- [WRITTEN REQUEST]:
Extract each line containing the string "对其直接负责的主管人员和其他直接责任人员处一万元以上二万元以下的罚款".

- [EXERCISE MATERIALS]:
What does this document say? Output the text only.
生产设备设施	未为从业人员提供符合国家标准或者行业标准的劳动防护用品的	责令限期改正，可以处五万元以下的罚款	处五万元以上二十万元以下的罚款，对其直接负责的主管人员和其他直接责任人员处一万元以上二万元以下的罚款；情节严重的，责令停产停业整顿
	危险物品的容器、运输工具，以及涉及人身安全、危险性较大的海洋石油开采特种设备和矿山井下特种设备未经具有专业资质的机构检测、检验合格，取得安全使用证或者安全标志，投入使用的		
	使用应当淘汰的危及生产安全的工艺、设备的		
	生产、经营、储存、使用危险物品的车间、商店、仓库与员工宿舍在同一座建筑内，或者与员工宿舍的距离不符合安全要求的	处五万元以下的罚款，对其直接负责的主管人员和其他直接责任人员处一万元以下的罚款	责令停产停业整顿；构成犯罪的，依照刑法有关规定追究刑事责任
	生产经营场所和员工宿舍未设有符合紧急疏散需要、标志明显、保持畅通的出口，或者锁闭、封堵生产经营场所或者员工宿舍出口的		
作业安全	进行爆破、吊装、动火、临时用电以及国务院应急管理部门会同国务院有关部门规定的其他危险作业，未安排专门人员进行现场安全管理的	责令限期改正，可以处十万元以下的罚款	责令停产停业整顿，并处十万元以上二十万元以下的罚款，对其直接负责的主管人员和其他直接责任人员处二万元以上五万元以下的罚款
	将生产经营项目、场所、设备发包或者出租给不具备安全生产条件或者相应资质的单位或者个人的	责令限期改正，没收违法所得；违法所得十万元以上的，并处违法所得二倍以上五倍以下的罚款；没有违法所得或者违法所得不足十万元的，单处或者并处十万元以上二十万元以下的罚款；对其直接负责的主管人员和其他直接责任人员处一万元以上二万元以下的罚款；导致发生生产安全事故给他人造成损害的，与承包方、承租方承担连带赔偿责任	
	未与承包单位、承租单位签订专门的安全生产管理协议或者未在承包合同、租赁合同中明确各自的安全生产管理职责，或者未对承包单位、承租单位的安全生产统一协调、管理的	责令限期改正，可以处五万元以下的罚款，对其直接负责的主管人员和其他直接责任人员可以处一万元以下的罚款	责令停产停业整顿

- [SOLUTION TO THE PROBLEM]:
生产设备设施	未为从业人员提供符合国家标准或者行业标准的劳动防护用品的	责令限期改正，可以处五万元以下的罚款	处五万元以上二十万元以下的罚款，对其直接负责的主管人员和其他直接责任人员处一万元以上二万元以下的罚款；情节严重的，责令停产停业整顿
	将生产经营项目、场所、设备发包或者出租给不具备安全生产条件或者相应资质的单位或者个人的	责令限期改正，没收违法所得；违法所得十万元以上的，并处违法所得二倍以上五倍以下的罚款；没有违法所得或者违法所得不足十万元的，单处或者并处十万元以上二十万元以下的罚款；对其直接负责的主管人员和其他直接责任人员处一万元以上二万元以下的罚款；导致发生生产安全事故给他人造成损害的，与承包方、承租方承担连带赔偿责任	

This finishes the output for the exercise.